Base.find_package(name::String) !== nothing

but it’s safer (still not public API, but atleast you find the correct package) to use

Base.locate_package(Base.PkgId(uuid::UUID, name::String)) !== nothing

I’m writing a WorkshopWizard.jl that should eventually be a “one command”, OS independent way of installing one of my Julia workshops, that is download the repo, instantiate and precompile everything and check if IJulia is installed.

The question came up in this last part: how to check if IJulia is installed/loadable?

In principle, I could make IJulia a dependency in the Project.toml. But I feel that it really should be installed in the global environment (as it is workshop independent). People will fire up Julia (likely by just clicking on a desktop shortcut) and type using IJulia; notebook(), which wouldn’t work if IJulia was only installed in the workshop environment.

Thinking about it again, I could perhaps just temporarily activate the global environment and use Pkg.installed(). After all I have to activate it anyways to add IJulia. Actually, I could simply add IJulia as it will effectively be a no-op if it is already installed.

GIVEN DATA>
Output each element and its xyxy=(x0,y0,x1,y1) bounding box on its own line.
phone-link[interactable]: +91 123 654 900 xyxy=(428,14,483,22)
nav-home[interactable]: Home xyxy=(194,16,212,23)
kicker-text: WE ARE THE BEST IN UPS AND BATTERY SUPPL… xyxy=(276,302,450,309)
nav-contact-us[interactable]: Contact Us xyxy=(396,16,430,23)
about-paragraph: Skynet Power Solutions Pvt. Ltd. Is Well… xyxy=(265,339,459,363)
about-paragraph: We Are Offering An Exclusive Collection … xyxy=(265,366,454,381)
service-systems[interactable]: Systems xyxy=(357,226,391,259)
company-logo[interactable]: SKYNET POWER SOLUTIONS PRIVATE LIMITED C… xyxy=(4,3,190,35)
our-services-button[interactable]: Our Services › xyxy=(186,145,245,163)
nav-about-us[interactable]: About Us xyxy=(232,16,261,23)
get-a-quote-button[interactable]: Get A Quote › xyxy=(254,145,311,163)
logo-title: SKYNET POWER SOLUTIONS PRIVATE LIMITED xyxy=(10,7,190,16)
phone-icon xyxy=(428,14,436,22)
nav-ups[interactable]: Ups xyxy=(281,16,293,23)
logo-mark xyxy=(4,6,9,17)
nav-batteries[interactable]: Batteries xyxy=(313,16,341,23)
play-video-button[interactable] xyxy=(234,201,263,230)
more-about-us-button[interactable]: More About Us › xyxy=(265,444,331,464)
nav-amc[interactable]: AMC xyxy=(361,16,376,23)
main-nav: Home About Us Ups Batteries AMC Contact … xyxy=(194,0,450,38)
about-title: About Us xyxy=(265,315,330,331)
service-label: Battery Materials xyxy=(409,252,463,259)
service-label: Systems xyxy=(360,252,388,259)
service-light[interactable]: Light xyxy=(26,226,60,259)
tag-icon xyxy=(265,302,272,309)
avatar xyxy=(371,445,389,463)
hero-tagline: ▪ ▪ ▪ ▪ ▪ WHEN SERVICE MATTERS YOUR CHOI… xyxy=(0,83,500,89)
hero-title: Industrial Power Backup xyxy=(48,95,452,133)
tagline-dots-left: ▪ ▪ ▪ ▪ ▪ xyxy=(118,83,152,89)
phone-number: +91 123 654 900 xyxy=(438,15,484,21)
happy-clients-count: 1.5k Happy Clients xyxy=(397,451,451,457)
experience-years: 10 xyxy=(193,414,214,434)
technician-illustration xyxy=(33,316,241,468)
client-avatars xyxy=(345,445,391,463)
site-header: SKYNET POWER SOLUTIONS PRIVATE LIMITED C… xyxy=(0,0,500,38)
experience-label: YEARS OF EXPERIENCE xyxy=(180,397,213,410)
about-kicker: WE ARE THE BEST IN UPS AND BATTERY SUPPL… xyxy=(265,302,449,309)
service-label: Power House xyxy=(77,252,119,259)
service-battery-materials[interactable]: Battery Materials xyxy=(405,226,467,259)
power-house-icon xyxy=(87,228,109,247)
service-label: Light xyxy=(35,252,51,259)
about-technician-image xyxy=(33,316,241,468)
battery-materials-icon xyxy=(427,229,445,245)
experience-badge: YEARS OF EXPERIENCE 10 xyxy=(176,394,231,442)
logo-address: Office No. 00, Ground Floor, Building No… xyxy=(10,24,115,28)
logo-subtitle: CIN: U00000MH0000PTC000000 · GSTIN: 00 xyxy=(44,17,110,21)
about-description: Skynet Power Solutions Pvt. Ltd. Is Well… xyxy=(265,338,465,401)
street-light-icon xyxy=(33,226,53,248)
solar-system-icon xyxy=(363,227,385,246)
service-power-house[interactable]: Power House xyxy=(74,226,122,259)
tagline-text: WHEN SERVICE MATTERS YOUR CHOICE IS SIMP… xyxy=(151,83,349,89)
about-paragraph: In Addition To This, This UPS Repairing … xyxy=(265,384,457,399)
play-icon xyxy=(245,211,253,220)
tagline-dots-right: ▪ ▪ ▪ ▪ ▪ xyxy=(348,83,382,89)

EXERCISE> Continue the text about checking whether IJulia is installed, picking up after its last sentence.

RESPONSE BELOW>
The intended approach is declarative: you say what you project needs, and the resolver and the code loader will take care of it for you. When you are trying to do something procedural, it is usually the sign of doing something the wrong way, or missing functionality in Pkg.

As for your particular case, I would suggest just committing a manifest, and then relying on instantiate.

I am not sure why that is a concern. If other environments need IJulia, it will just be available, served from the same directory if necessary.

As stated above, I am, for everything but IJulia.

As I tried to explain above, the reason is (at least) two-fold

  • I consider IJulia to be more of a meta package, like BenchmarkTools.jl, Atom.jl/Juno.jl, or Debugger.jl. IMO, it shouldn’t go into a particular project environment but into the global one. (In fact, I’d argue that packages like this are basically the reason for having a global environment in the first place.)
  • Pedagogics. Workshop participants are typically beginners. They likely don’t know anything about git clone, instantiate, julia --project, and IJulia. When starting julia the most naive way (clicking on a desktop shortcut or running julia in a terminal) they should be able to start the notebook server by using IJulia; notebook(). This only works, if IJulia is in the global environment.

The missing functionality in Pkg - I don’t know if it’s really necessary - would be a command to add something to the global environment from within a project environment.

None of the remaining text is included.